Your objective: Copy every entry exactly as given, minus the images.

+ + + +

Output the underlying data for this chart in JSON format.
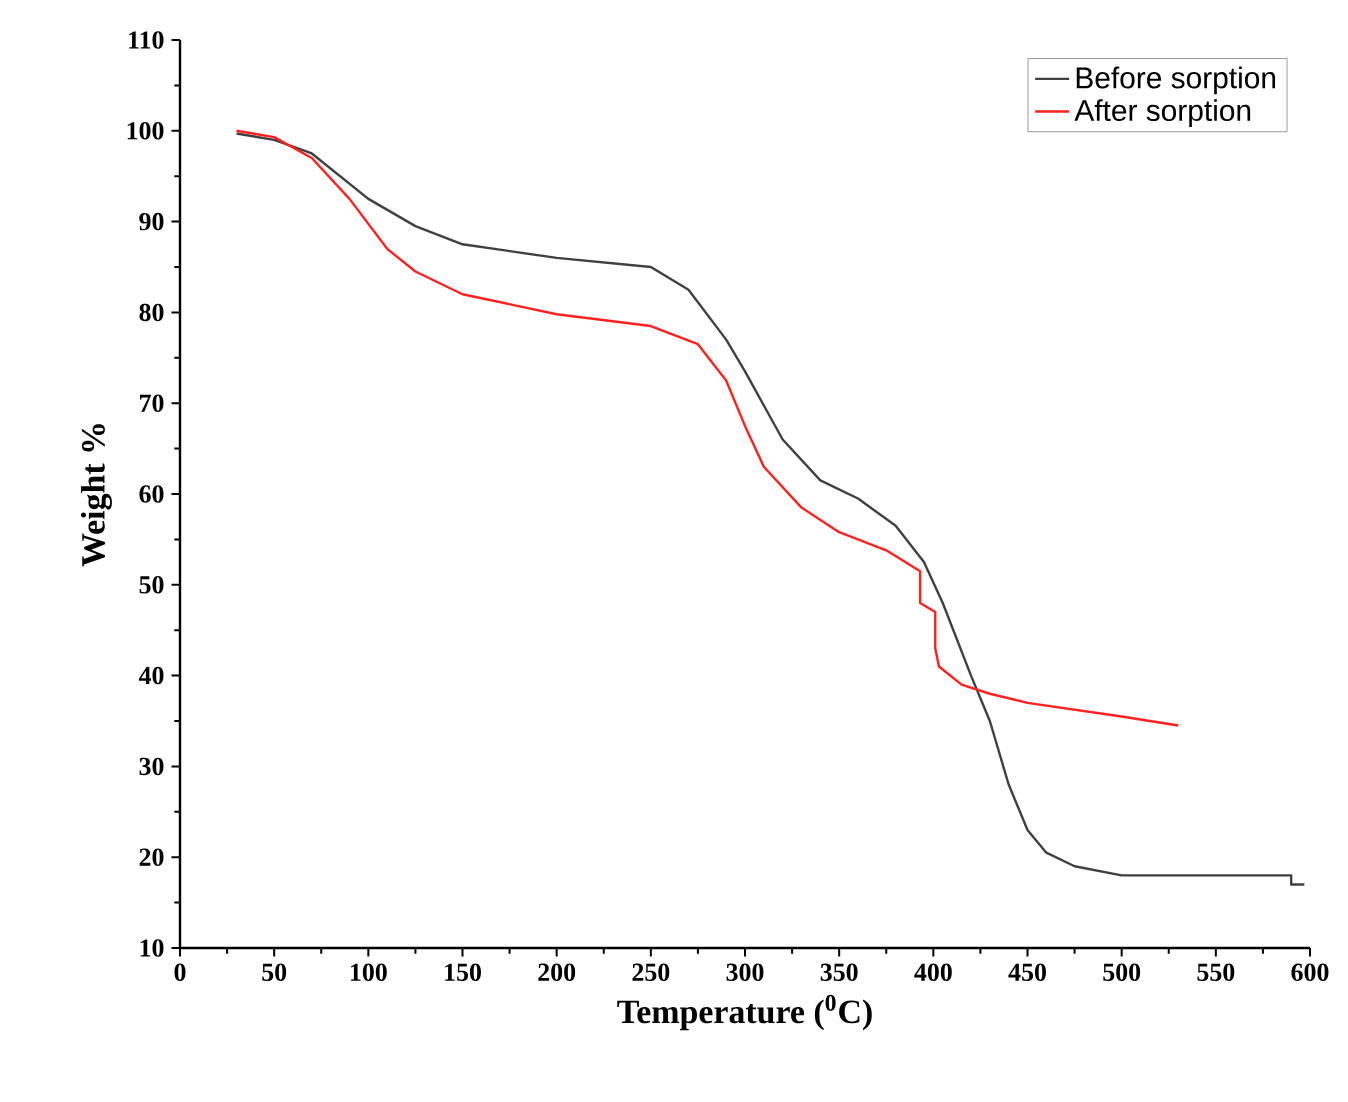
{
  "chart_data": {
    "type": "line",
    "xlabel": "Temperature ($^{0}$C)",
    "ylabel": "Weight %",
    "xlim": [
      0,
      600
    ],
    "ylim": [
      10,
      110
    ],
    "xticks": [
      0,
      50,
      100,
      150,
      200,
      250,
      300,
      350,
      400,
      450,
      500,
      550,
      600
    ],
    "yticks": [
      10,
      20,
      30,
      40,
      50,
      60,
      70,
      80,
      90,
      100,
      110
    ],
    "legend": "top right",
    "marker": "none",
    "line_style": "solid",
    "series": [
      {
        "name": "Before sorption",
        "color": "#404040",
        "x": [
          30,
          50,
          70,
          100,
          125,
          150,
          200,
          250,
          270,
          290,
          300,
          320,
          340,
          360,
          380,
          395,
          405,
          420,
          430,
          440,
          450,
          460,
          475,
          500,
          590,
          590,
          597
        ],
        "values": [
          99.7,
          99,
          97.5,
          92.5,
          89.5,
          87.5,
          86,
          85,
          82.5,
          77,
          73.5,
          66,
          61.5,
          59.5,
          56.5,
          52.5,
          48,
          40,
          35,
          28,
          23,
          20.5,
          19,
          18,
          18,
          17,
          17
        ]
      },
      {
        "name": "After sorption",
        "color": "#ff2020",
        "x": [
          30,
          50,
          70,
          90,
          110,
          125,
          150,
          200,
          250,
          275,
          290,
          300,
          310,
          330,
          350,
          375,
          393,
          393,
          401,
          401,
          403,
          415,
          430,
          450,
          500,
          530
        ],
        "values": [
          100,
          99.3,
          97,
          92.5,
          87,
          84.5,
          82,
          79.8,
          78.5,
          76.5,
          72.5,
          67.5,
          63,
          58.5,
          55.8,
          53.8,
          51.5,
          48,
          47,
          43,
          41,
          39,
          38,
          37,
          35.5,
          34.5
        ]
      }
    ]
  }
}
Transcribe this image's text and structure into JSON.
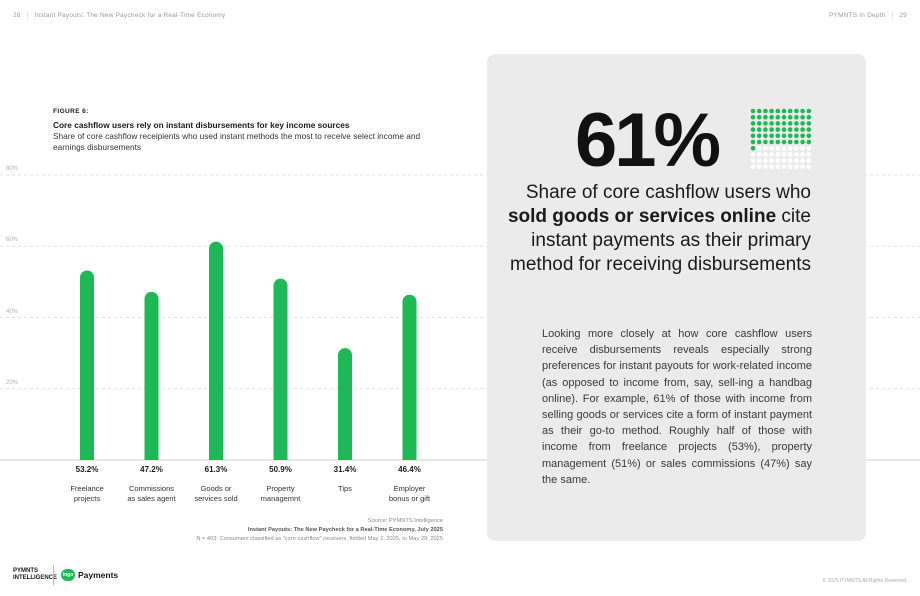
{
  "header": {
    "page_left": "28",
    "title_left": "Instant Payouts: The New Paycheck for a Real-Time Economy",
    "title_right": "PYMNTS In Depth",
    "page_right": "29"
  },
  "figure": {
    "label": "FIGURE 6:",
    "title": "Core cashflow users rely on instant disbursements for key income sources",
    "subtitle": "Share of core cashflow receipients who used instant methods the most to receive select income and earnings disbursements"
  },
  "chart_data": {
    "type": "bar",
    "categories": [
      [
        "Freelance",
        "projects"
      ],
      [
        "Commissions",
        "as sales agent"
      ],
      [
        "Goods or",
        "services sold"
      ],
      [
        "Property",
        "managemnt"
      ],
      [
        "Tips",
        ""
      ],
      [
        "Employer",
        "bonus or gift"
      ]
    ],
    "values": [
      53.2,
      47.2,
      61.3,
      50.9,
      31.4,
      46.4
    ],
    "value_labels": [
      "53.2%",
      "47.2%",
      "61.3%",
      "50.9%",
      "31.4%",
      "46.4%"
    ],
    "ylim": [
      0,
      80
    ],
    "yticks": [
      20,
      40,
      60,
      80
    ],
    "ytick_labels": [
      "20%",
      "40%",
      "60%",
      "80%"
    ],
    "grid": true,
    "bar_color": "#1db954",
    "grid_color": "#d8d8d8"
  },
  "source": {
    "line1": "Source: PYMNTS Intelligence",
    "line2": "Instant Payouts: The New Paycheck for a Real-Time Economy, July 2025",
    "line3": "N = 403: Consumers classified as \"core cashflow\" receivers, fielded May 2, 2025, to May 29, 2025"
  },
  "callout": {
    "stat": "61%",
    "stat_value": 61,
    "dot_color": "#1db954",
    "dot_empty_color": "#ffffff",
    "caption_pre": "Share of core cashflow users who ",
    "caption_bold": "sold goods or services online",
    "caption_post": " cite instant payments as their primary method for receiving disbursements",
    "body": "Looking more closely at how core cashflow users receive disbursements reveals especially strong preferences for instant payouts for work-related income (as opposed to income from, say, sell-ing a handbag online). For example, 61% of those with income from selling goods or services cite a form of instant payment as their go-to method. Roughly half of those with income from freelance projects (53%), property management (51%) or sales commissions (47%) say the same."
  },
  "footer": {
    "logo1_line1": "PYMNTS",
    "logo1_line2": "INTELLIGENCE",
    "logo2_badge": "ingo",
    "logo2_text": "Payments",
    "copyright": "© 2025 PYMNTS All Rights Reserved"
  }
}
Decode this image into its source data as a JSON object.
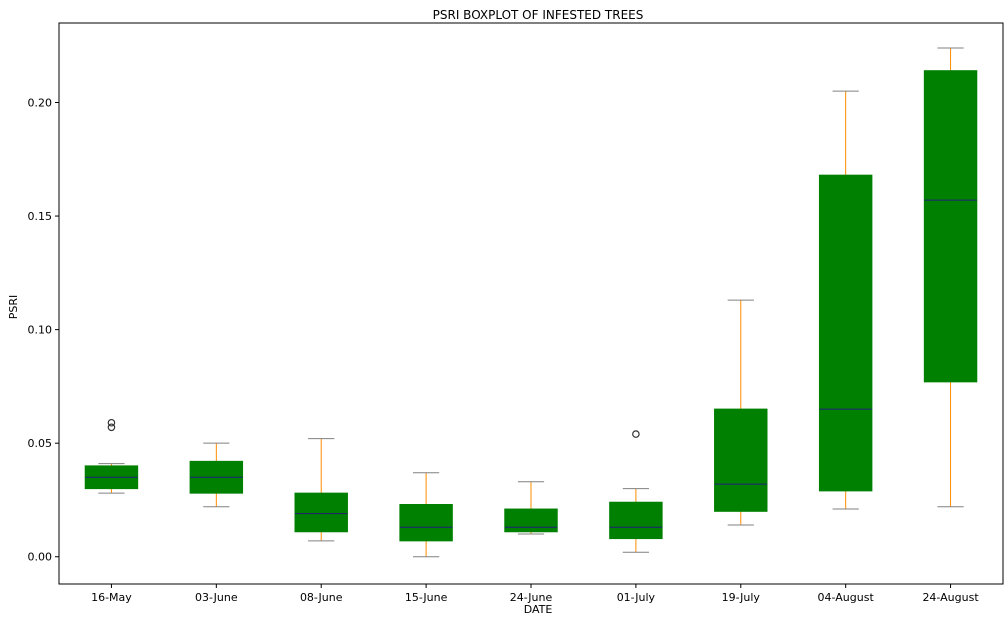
{
  "chart_data": {
    "type": "boxplot",
    "title": "PSRI BOXPLOT OF INFESTED TREES",
    "xlabel": "DATE",
    "ylabel": "PSRI",
    "ylim": [
      -0.012,
      0.235
    ],
    "yticks": [
      0.0,
      0.05,
      0.1,
      0.15,
      0.2
    ],
    "ytick_labels": [
      "0.00",
      "0.05",
      "0.10",
      "0.15",
      "0.20"
    ],
    "grid": false,
    "colors": {
      "box_fill": "#008000",
      "whisker": "#ff8c00",
      "median": "#1f1f7a",
      "cap": "#808080",
      "outlier": "#333333"
    },
    "boxes": [
      {
        "label": "16-May",
        "whislo": 0.028,
        "q1": 0.03,
        "med": 0.035,
        "q3": 0.04,
        "whishi": 0.041,
        "fliers": [
          0.057,
          0.059
        ]
      },
      {
        "label": "03-June",
        "whislo": 0.022,
        "q1": 0.028,
        "med": 0.035,
        "q3": 0.042,
        "whishi": 0.05,
        "fliers": []
      },
      {
        "label": "08-June",
        "whislo": 0.007,
        "q1": 0.011,
        "med": 0.019,
        "q3": 0.028,
        "whishi": 0.052,
        "fliers": []
      },
      {
        "label": "15-June",
        "whislo": 0.0,
        "q1": 0.007,
        "med": 0.013,
        "q3": 0.023,
        "whishi": 0.037,
        "fliers": []
      },
      {
        "label": "24-June",
        "whislo": 0.01,
        "q1": 0.011,
        "med": 0.013,
        "q3": 0.021,
        "whishi": 0.033,
        "fliers": []
      },
      {
        "label": "01-July",
        "whislo": 0.002,
        "q1": 0.008,
        "med": 0.013,
        "q3": 0.024,
        "whishi": 0.03,
        "fliers": [
          0.054
        ]
      },
      {
        "label": "19-July",
        "whislo": 0.014,
        "q1": 0.02,
        "med": 0.032,
        "q3": 0.065,
        "whishi": 0.113,
        "fliers": []
      },
      {
        "label": "04-August",
        "whislo": 0.021,
        "q1": 0.029,
        "med": 0.065,
        "q3": 0.168,
        "whishi": 0.205,
        "fliers": []
      },
      {
        "label": "24-August",
        "whislo": 0.022,
        "q1": 0.077,
        "med": 0.157,
        "q3": 0.214,
        "whishi": 0.224,
        "fliers": []
      }
    ]
  }
}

+ + + +

Solution to the exercise:
Output the underlying data for this chart in JSON format.
{
  "chart_data": {
    "type": "line",
    "xlabel": "Temperature ($^{0}$C)",
    "ylabel": "Weight %",
    "xlim": [
      0,
      600
    ],
    "ylim": [
      10,
      110
    ],
    "xticks": [
      0,
      50,
      100,
      150,
      200,
      250,
      300,
      350,
      400,
      450,
      500,
      550,
      600
    ],
    "yticks": [
      10,
      20,
      30,
      40,
      50,
      60,
      70,
      80,
      90,
      100,
      110
    ],
    "legend": "top right",
    "marker": "none",
    "line_style": "solid",
    "series": [
      {
        "name": "Before sorption",
        "color": "#404040",
        "x": [
          30,
          50,
          70,
          100,
          125,
          150,
          200,
          250,
          270,
          290,
          300,
          320,
          340,
          360,
          380,
          395,
          405,
          420,
          430,
          440,
          450,
          460,
          475,
          500,
          590,
          590,
          597
        ],
        "values": [
          99.7,
          99,
          97.5,
          92.5,
          89.5,
          87.5,
          86,
          85,
          82.5,
          77,
          73.5,
          66,
          61.5,
          59.5,
          56.5,
          52.5,
          48,
          40,
          35,
          28,
          23,
          20.5,
          19,
          18,
          18,
          17,
          17
        ]
      },
      {
        "name": "After sorption",
        "color": "#ff2020",
        "x": [
          30,
          50,
          70,
          90,
          110,
          125,
          150,
          200,
          250,
          275,
          290,
          300,
          310,
          330,
          350,
          375,
          393,
          393,
          401,
          401,
          403,
          415,
          430,
          450,
          500,
          530
        ],
        "values": [
          100,
          99.3,
          97,
          92.5,
          87,
          84.5,
          82,
          79.8,
          78.5,
          76.5,
          72.5,
          67.5,
          63,
          58.5,
          55.8,
          53.8,
          51.5,
          48,
          47,
          43,
          41,
          39,
          38,
          37,
          35.5,
          34.5
        ]
      }
    ]
  }
}
Transcribe this image's text and structure into JSON.
{
  "header": {
    "page_left": "28",
    "title_left": "Instant Payouts: The New Paycheck for a Real-Time Economy",
    "title_right": "PYMNTS In Depth",
    "page_right": "29"
  },
  "figure": {
    "label": "FIGURE 6:",
    "title": "Core cashflow users rely on instant disbursements for key income sources",
    "subtitle": "Share of core cashflow receipients who used instant methods the most to receive select income and earnings disbursements"
  },
  "chart_data": {
    "type": "bar",
    "categories": [
      [
        "Freelance",
        "projects"
      ],
      [
        "Commissions",
        "as sales agent"
      ],
      [
        "Goods or",
        "services sold"
      ],
      [
        "Property",
        "managemnt"
      ],
      [
        "Tips",
        ""
      ],
      [
        "Employer",
        "bonus or gift"
      ]
    ],
    "values": [
      53.2,
      47.2,
      61.3,
      50.9,
      31.4,
      46.4
    ],
    "value_labels": [
      "53.2%",
      "47.2%",
      "61.3%",
      "50.9%",
      "31.4%",
      "46.4%"
    ],
    "ylim": [
      0,
      80
    ],
    "yticks": [
      20,
      40,
      60,
      80
    ],
    "ytick_labels": [
      "20%",
      "40%",
      "60%",
      "80%"
    ],
    "grid": true,
    "bar_color": "#1db954",
    "grid_color": "#d8d8d8"
  },
  "source": {
    "line1": "Source: PYMNTS Intelligence",
    "line2": "Instant Payouts: The New Paycheck for a Real-Time Economy, July 2025",
    "line3": "N = 403: Consumers classified as \"core cashflow\" receivers, fielded May 2, 2025, to May 29, 2025"
  },
  "callout": {
    "stat": "61%",
    "stat_value": 61,
    "dot_color": "#1db954",
    "dot_empty_color": "#ffffff",
    "caption_pre": "Share of core cashflow users who ",
    "caption_bold": "sold goods or services online",
    "caption_post": " cite instant payments as their primary method for receiving disbursements",
    "body": "Looking more closely at how core cashflow users receive disbursements reveals especially strong preferences for instant payouts for work-related income (as opposed to income from, say, sell-ing a handbag online). For example, 61% of those with income from selling goods or services cite a form of instant payment as their go-to method. Roughly half of those with income from freelance projects (53%), property management (51%) or sales commissions (47%) say the same."
  },
  "footer": {
    "logo1_line1": "PYMNTS",
    "logo1_line2": "INTELLIGENCE",
    "logo2_badge": "ingo",
    "logo2_text": "Payments",
    "copyright": "© 2025 PYMNTS All Rights Reserved"
  }
}
Decode this image into its source data as a JSON object.
{
  "chart_data": {
    "type": "boxplot",
    "title": "PSRI BOXPLOT OF INFESTED TREES",
    "xlabel": "DATE",
    "ylabel": "PSRI",
    "ylim": [
      -0.012,
      0.235
    ],
    "yticks": [
      0.0,
      0.05,
      0.1,
      0.15,
      0.2
    ],
    "ytick_labels": [
      "0.00",
      "0.05",
      "0.10",
      "0.15",
      "0.20"
    ],
    "grid": false,
    "colors": {
      "box_fill": "#008000",
      "whisker": "#ff8c00",
      "median": "#1f1f7a",
      "cap": "#808080",
      "outlier": "#333333"
    },
    "boxes": [
      {
        "label": "16-May",
        "whislo": 0.028,
        "q1": 0.03,
        "med": 0.035,
        "q3": 0.04,
        "whishi": 0.041,
        "fliers": [
          0.057,
          0.059
        ]
      },
      {
        "label": "03-June",
        "whislo": 0.022,
        "q1": 0.028,
        "med": 0.035,
        "q3": 0.042,
        "whishi": 0.05,
        "fliers": []
      },
      {
        "label": "08-June",
        "whislo": 0.007,
        "q1": 0.011,
        "med": 0.019,
        "q3": 0.028,
        "whishi": 0.052,
        "fliers": []
      },
      {
        "label": "15-June",
        "whislo": 0.0,
        "q1": 0.007,
        "med": 0.013,
        "q3": 0.023,
        "whishi": 0.037,
        "fliers": []
      },
      {
        "label": "24-June",
        "whislo": 0.01,
        "q1": 0.011,
        "med": 0.013,
        "q3": 0.021,
        "whishi": 0.033,
        "fliers": []
      },
      {
        "label": "01-July",
        "whislo": 0.002,
        "q1": 0.008,
        "med": 0.013,
        "q3": 0.024,
        "whishi": 0.03,
        "fliers": [
          0.054
        ]
      },
      {
        "label": "19-July",
        "whislo": 0.014,
        "q1": 0.02,
        "med": 0.032,
        "q3": 0.065,
        "whishi": 0.113,
        "fliers": []
      },
      {
        "label": "04-August",
        "whislo": 0.021,
        "q1": 0.029,
        "med": 0.065,
        "q3": 0.168,
        "whishi": 0.205,
        "fliers": []
      },
      {
        "label": "24-August",
        "whislo": 0.022,
        "q1": 0.077,
        "med": 0.157,
        "q3": 0.214,
        "whishi": 0.224,
        "fliers": []
      }
    ]
  }
}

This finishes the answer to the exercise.